-- Begin --

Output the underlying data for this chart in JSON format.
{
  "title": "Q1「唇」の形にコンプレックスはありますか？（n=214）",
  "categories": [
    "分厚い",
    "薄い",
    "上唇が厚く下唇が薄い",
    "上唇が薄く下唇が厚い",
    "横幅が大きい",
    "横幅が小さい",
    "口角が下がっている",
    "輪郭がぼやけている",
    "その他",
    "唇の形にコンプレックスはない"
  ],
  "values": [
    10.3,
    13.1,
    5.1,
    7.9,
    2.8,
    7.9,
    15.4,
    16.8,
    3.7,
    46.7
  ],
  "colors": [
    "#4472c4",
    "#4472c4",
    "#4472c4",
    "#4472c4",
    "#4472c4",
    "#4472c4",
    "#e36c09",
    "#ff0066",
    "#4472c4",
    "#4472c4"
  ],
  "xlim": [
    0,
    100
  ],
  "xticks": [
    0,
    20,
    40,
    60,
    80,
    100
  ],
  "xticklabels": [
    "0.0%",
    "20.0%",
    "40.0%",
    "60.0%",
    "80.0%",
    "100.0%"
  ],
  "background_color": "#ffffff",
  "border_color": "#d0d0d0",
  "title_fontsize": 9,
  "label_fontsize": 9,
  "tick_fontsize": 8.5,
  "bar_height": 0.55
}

-- End --

_Objective_
Repeat the material from above exactly, word for word.

_Output of the task_
Output the underlying data for this chart in JSON format.
{
  "title": "Q1「唇」の形にコンプレックスはありますか？（n=214）",
  "categories": [
    "分厚い",
    "薄い",
    "上唇が厚く下唇が薄い",
    "上唇が薄く下唇が厚い",
    "横幅が大きい",
    "横幅が小さい",
    "口角が下がっている",
    "輪郭がぼやけている",
    "その他",
    "唇の形にコンプレックスはない"
  ],
  "values": [
    10.3,
    13.1,
    5.1,
    7.9,
    2.8,
    7.9,
    15.4,
    16.8,
    3.7,
    46.7
  ],
  "colors": [
    "#4472c4",
    "#4472c4",
    "#4472c4",
    "#4472c4",
    "#4472c4",
    "#4472c4",
    "#e36c09",
    "#ff0066",
    "#4472c4",
    "#4472c4"
  ],
  "xlim": [
    0,
    100
  ],
  "xticks": [
    0,
    20,
    40,
    60,
    80,
    100
  ],
  "xticklabels": [
    "0.0%",
    "20.0%",
    "40.0%",
    "60.0%",
    "80.0%",
    "100.0%"
  ],
  "background_color": "#ffffff",
  "border_color": "#d0d0d0",
  "title_fontsize": 9,
  "label_fontsize": 9,
  "tick_fontsize": 8.5,
  "bar_height": 0.55
}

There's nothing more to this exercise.